# Fragmento del texto
• • •

Parafraseando a Diosdado Cabello, Ecuador está siendo azotado por una “brisita bolivariana”. Y tiene razón. Desde lejos se sospechaba que era así. Por lo tanto, se debe agradecer la inestimable sinceridad de Cabello. Sin embargo, todo apunta a que la crisis ecuatoriana es un poco más profunda y compleja. Tiene muchas más causas que actitudes injerencistas de A o de B. Veamos.
En efecto, Ecuador, salvo contados micro-períodos, ha vivido desde hace décadas en situaciones convulsas. Por cierto que cada una tiene su sello distintivo, pero tienen en común que son desatadas por dirigentes temerarios, dotados de fértil imaginación y con ideas suficientemente descabelladas como para provocar espirales de crisis.
En esta oportunidad, el país llega al final de un ciclo de relativa calma, iniciada en 2007 con Rafael Correa y comienza otro, marcado por una rebelión indígena y huelga de transportistas, extrañamente acicateados, y que tienen al Presidente Moreno a la defensiva, al punto que el gobierno debió mudarse hacia otra ciudad.
En el fondo de la actual crisis hay una lucha fratricida entre el Presidente Lenin Moreno y su antecesor (y antiguo amigo), Rafael Correa, inmersa en una crisis mayor, que sacude a varios países de la región. Se trata de una lucha ya indisimulada, que ha calado tan hondo en el país, que una salida pactada se ha vuelto imposible. Son dos escorpiones dentro de una misma botella. Esto marca un matiz relevante y una diferencia notoria con otros ciclos convulsos vividos por el país.
Entre estos últimos destaca el tórrido bienio (1996-1997) cuando gobernó el país, Abdalá Bucaram, apodado “El Loco”, quien se transformó en uno de los jefes de Estado más excéntricos del siglo 20 en toda América Latina. Los numerosos escándalos en que se vio envuelto, llevaron al congreso a destituirlo por insanidad mental. Y hubo algo más. El 8 de febrero de 1997, cuando Bucaram se negó a reconocer su destitución, el país amaneció con tres presidentes auto-proclamados.

• • •

# Extracto de registros
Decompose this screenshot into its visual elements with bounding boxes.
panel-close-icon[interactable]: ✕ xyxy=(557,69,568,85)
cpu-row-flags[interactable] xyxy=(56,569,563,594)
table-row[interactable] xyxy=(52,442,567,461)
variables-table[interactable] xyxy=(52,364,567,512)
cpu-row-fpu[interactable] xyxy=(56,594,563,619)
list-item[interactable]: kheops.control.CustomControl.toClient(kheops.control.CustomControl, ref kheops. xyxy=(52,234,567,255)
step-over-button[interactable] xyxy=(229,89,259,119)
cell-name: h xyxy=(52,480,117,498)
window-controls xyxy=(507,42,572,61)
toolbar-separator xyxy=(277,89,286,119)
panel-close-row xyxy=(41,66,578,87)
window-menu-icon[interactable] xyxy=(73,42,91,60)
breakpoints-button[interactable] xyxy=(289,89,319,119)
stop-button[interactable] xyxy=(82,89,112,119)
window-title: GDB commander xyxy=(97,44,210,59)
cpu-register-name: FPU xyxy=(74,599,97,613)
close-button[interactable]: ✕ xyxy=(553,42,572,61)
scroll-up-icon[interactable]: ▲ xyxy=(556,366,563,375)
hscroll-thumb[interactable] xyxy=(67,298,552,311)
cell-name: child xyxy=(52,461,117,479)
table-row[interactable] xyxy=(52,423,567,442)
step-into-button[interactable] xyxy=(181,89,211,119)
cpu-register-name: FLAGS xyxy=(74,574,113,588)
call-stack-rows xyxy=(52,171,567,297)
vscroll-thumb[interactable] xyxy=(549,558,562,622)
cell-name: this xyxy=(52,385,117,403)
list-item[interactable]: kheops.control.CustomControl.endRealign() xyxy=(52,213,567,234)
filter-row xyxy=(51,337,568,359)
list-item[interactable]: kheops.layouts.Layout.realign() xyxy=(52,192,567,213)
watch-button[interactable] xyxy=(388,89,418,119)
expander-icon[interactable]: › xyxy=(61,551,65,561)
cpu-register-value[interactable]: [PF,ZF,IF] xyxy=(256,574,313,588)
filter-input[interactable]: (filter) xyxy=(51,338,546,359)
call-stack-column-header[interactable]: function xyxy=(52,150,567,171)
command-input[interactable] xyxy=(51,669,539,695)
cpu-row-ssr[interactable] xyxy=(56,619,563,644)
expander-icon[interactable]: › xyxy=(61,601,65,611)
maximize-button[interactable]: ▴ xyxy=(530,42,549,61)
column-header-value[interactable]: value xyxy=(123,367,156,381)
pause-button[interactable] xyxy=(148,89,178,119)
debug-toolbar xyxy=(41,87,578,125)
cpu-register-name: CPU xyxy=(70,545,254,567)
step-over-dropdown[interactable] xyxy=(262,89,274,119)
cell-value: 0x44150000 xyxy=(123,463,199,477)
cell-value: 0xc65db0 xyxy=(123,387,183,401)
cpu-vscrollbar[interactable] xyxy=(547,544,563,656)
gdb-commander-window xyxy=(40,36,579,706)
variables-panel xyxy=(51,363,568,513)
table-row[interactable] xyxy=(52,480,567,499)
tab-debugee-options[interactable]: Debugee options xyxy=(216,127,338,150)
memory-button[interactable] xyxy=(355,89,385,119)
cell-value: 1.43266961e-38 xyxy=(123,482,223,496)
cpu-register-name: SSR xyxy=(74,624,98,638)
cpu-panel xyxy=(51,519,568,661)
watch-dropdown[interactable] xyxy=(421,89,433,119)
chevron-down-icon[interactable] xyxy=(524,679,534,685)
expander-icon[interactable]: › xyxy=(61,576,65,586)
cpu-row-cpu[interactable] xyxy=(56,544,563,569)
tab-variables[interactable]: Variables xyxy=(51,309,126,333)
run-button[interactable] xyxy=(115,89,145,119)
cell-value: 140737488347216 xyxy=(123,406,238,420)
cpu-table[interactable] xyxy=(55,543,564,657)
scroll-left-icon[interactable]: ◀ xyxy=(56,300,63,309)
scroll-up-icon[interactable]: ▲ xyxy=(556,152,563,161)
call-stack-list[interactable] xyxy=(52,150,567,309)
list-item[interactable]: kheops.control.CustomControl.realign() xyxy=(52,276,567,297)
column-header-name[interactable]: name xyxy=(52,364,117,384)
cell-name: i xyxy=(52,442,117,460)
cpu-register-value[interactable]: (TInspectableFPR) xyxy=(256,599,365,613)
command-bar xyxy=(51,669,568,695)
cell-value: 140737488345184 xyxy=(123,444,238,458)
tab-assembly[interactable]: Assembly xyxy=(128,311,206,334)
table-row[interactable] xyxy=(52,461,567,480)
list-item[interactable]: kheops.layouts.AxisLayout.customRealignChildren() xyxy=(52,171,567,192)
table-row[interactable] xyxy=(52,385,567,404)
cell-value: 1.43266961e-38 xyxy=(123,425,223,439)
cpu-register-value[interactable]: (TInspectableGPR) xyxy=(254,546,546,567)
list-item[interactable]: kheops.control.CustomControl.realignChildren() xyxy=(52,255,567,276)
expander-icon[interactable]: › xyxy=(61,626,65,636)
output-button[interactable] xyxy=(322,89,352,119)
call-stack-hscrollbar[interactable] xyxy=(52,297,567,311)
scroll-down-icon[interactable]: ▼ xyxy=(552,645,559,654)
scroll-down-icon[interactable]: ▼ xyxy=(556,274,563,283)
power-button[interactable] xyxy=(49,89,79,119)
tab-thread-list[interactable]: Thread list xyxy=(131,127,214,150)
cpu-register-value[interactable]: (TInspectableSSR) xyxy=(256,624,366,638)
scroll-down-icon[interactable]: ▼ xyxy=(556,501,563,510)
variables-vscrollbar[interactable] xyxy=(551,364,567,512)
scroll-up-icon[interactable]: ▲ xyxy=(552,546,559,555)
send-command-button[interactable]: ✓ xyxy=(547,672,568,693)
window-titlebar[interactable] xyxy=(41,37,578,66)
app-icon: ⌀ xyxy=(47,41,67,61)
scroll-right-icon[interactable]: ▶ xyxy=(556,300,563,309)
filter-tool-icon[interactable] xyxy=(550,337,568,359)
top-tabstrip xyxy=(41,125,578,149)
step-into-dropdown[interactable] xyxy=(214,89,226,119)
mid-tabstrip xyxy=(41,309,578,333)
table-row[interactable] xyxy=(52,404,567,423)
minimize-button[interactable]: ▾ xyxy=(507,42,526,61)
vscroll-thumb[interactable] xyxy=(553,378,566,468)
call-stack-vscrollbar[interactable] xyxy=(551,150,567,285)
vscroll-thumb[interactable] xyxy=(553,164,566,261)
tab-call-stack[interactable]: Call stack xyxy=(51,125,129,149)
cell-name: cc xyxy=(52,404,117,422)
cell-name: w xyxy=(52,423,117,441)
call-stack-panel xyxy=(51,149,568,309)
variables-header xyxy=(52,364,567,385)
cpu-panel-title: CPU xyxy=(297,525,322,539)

• • •

# Ejercicios
• a. Transcribe sin cambios el pasaje del texto sobre la crisis de Ecuador que se abre con las palabras "Parafraseando a Diosdado" y se cierra con "espirales de crisis.".
• b. Prolonga el texto sobre la crisis de Ecuador a partir de su última oración.

# Respuestas
• a.
Parafraseando a Diosdado Cabello, Ecuador está siendo azotado por una “brisita bolivariana”. Y tiene razón. Desde lejos se sospechaba que era así. Por lo tanto, se debe agradecer la inestimable sinceridad de Cabello. Sin embargo, todo apunta a que la crisis ecuatoriana es un poco más profunda y compleja. Tiene muchas más causas que actitudes injerencistas de A o de B. Veamos.
En efecto, Ecuador, salvo contados micro-períodos, ha vivido desde hace décadas en situaciones convulsas. Por cierto que cada una tiene su sello distintivo, pero tienen en común que son desatadas por dirigentes temerarios, dotados de fértil imaginación y con ideas suficientemente descabelladas como para provocar espirales de crisis.

• b.
La clase política ecuatoriana de entonces se vio obligada a un largo y pedregoso camino, pues en aquella oportunidad, las FFAA se negaron a tomar el control del país, pese a invitaciones explícitas.
En la actual crisis, las FFAA han optado por esperar a que la situación decante. Lo más probable es que su paciencia dependerá de las habilidades que muestre Moreno para sortear los duros desafíos sociales y políticos que se avecinan y para atender los compromisos de la deuda externa heredada de Correa.
La verdad es que la anarquía post Bucaram derivó en un prolongado marasmo, hasta que apareció esa figura providencial, Rafael Correa –Mashi para los amigos-, quien impuso una cierta estabilidad, gracias al precio del petróleo, a un astuto acercamiento con Beijing, pero especialmente a un fuerte endeudamiento externo.
Imposibilitado de seguir re-eligiéndose, ungió a Lenin Moreno como sucesor momentáneo con la esperanza de volver en gloria y majestad. Sin embargo, ocurrió lo inevitable. Moreno, lenta pero consistentemente, fue tomando distancia de Correa y de todo cuanto éste representara. Entregó a Julian Assange a las autoridades británicas, cerró el faraónico edificio que Correa construyó como sede de Unasur, destinado a ser la capital de la “Patria Grande” (incluso hace pocos días, Moreno ordenó retirar la escultura de Néstor Kirchner situada a la entrada, un regalo de Cristina), investigó casos de corrupción y despilfarro de recursos públicos.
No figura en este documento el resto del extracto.